▶ EXTRAIT DE L'ARTICLE:
'''
[Article publié le vendredi 13 octobre 2023 à 07h19 et mis à jour à 17h00] L'hypothèse d'une attaque terrestre d'Israël à Gaza semble se préciser. Dans un communiqué, l'armée israélienne appelle à « l'évacuation de tous les civils de la ville de Gaza de leurs maisons vers le sud pour leur propre sécurité et leur protection et à se déplacer vers la zone au sud du Wadi Gaza », un ruisseau situé au sud de la ville. Mais elle a ensuite admis que l'évacuation « prendra du temps », sans confirmer l'échéance de 24 heures. « Vous ne serez autorisé à retourner dans la ville de Gaza que lorsqu'une autre annonce le permettant sera faite », a ajouté l'armée.
Dans les rues de la ville de Gaza, des tracts en arabe, largués par des drones israéliens et vus par des journalistes de l'AFP, appellent les habitants à quitter « immédiatement leurs maisons ». Des habitants commençaient dans la matinée à se diriger vers le sud, à pied en portant enfants et quelques biens, entassés sur des remorques de camions ou en voiture.
« Notre peuple palestinien rejette la menace des dirigeants de l'occupation et ses appels à quitter leurs maisons et à fuir vers le sud ou l'Egypte », a réagi le Hamas dans un communiqué.
Jeudi, le président égyptien Abdel Fattah al-Sissi a exhorté les Gazaouis à se montrer « inébranlables » et « rester sur leur terre », alors que les appels se multiplient pour que l'Egypte autorise un passage sécurisé pour les civils en provenance de l'enclave. L'Egypte, qui appelle à la retenue de part et d'autre, s'oppose à l'idée de laisser les Palestiniens fuyant la guerre entrer sur son territoire.
Le roi Abdallah II de Jordanie a lui mis en garde vendredi contre « toute tentative de déplacer les Palestiniens », soulignant que le conflit « ne devait pas se propager aux pays voisins », selon le Palais. Le président palestinien, Mahmoud Abbas a aussi rejeté « totalement le déplacement » de Palestiniens de la bande de Gaza, l'assimilant à une « deuxième Nakba » (« Catastrophe », en arabe), en référence à la fuite de quelque 760.000 Palestiniens en 1948, à la création de l'Etat d'Israël, quand son Premier ministre, Mohammed Shtayyeh, a même accusé Israël de commettre un « génocide » à Gaza.
'''
▶ DONNÉES FOURNIES:
'''
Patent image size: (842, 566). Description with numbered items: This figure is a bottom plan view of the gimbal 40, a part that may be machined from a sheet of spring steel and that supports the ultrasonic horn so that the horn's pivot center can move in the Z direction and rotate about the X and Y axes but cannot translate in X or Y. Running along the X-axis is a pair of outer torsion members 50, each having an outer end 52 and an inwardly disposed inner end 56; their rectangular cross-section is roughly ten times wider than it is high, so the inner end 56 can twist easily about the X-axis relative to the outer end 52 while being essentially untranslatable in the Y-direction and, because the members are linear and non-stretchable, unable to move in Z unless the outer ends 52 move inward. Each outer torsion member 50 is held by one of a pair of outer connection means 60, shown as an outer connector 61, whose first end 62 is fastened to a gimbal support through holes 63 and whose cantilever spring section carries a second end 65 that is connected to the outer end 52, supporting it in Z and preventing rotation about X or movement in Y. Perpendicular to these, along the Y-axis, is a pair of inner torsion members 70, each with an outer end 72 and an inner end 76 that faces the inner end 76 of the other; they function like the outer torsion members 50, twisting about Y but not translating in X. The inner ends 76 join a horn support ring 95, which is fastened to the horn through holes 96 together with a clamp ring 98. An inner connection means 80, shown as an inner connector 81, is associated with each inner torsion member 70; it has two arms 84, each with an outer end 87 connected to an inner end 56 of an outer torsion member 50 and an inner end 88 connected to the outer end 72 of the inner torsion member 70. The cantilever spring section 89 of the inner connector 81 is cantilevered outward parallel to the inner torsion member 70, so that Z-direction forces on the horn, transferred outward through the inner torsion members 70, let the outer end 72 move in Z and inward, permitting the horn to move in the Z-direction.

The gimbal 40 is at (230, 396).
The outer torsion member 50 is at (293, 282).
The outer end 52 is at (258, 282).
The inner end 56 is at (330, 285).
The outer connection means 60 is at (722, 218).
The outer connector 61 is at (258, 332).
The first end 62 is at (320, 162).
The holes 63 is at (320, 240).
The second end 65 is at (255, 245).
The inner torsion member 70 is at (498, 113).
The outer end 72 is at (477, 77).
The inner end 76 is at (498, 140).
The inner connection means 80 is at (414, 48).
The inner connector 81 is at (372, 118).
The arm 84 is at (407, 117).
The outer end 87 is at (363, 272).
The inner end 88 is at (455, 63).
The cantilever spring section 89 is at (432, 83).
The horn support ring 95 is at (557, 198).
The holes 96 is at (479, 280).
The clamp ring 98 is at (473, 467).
'''
▶ CONSIGNES:
(1) Dans l'article sur l'évacuation de Gaza, à quoi Mahmoud Abbas assimile-t-il le déplacement des Palestiniens de la bande de Gaza ?
(2) Prolongez, s'il vous plaît, l'article sur l'évacuation de Gaza en reprenant après sa dernière phrase.

▶ RÉPONSES PAR CONSIGNE:
(1) À une « deuxième Nakba ».

(2)
De son côté, le Hezbollah s'est dit « entièrement préparé » à intervenir contre Israël en temps voulu, a assuré ce vendredi le numéro deux de cette formation devant une manifestation de ses partisans à Beyrouth. « Le Hezbollah suit les mouvements de l'ennemi (...), nous passerons à l'action au moment propice », a averti cheikh Naïm Qassem. Le chef de la diplomatie iranienne, Hossein Amir-Abdollahian, en visite à Beyrouth, a, lui, appelé les Etats-Unis à « contrôler » Israël s'ils veulent éviter une guerre régionale.
L'ONU demande l'annulation de cet ordre
Le Conseil de sécurité de l'ONU doit se réunir ce vendredi pour aborder la situation dans la bande de Gaza, alors qu'une première réunion du Conseil, le 8 octobre, n'avait abouti à aucune condamnation unanime de l'attaque du Hamas.
Dans la nuit de jeudi à vendredi, l'organisation a été informée par l'armée israélienne d'un ordre de « relocalisation » de quelque 1,1 million d'habitants du nord de la bande de Gaza vers le sud dans les 24 heures.
« Aujourd'hui (12 octobre) juste avant minuit heure locale », les responsables de l'ONU à Gaza « ont été informés par leurs officiers de liaison de l'armée israélienne que la totalité de la population au nord de Wadi Gaza devait être relocalisée dans le sud dans les 24 heures », soit environ 1,1 million de personnes, a indiqué Stéphane Dujarric, le porte-parole du secrétaire général de l'organisation. « L'ordre s'applique à tout le personnel de l'ONU et à tous ceux abrités dans les établissements de l'ONU - y compris les écoles, les centres de santé et les cliniques. »
Stéphane Dujarric a averti qu'une évacuation d'une telle ampleur était « impossible sans provoquer des conséquences humanitaires dévastatrices ». Dans ces circonstances, « les Nations Unies appellent fortement à ce que cet ordre, s'il est confirmé, soit annulé pour empêcher de transformer ce qui est déjà une tragédie en une situation calamiteuse », a-t-il insisté.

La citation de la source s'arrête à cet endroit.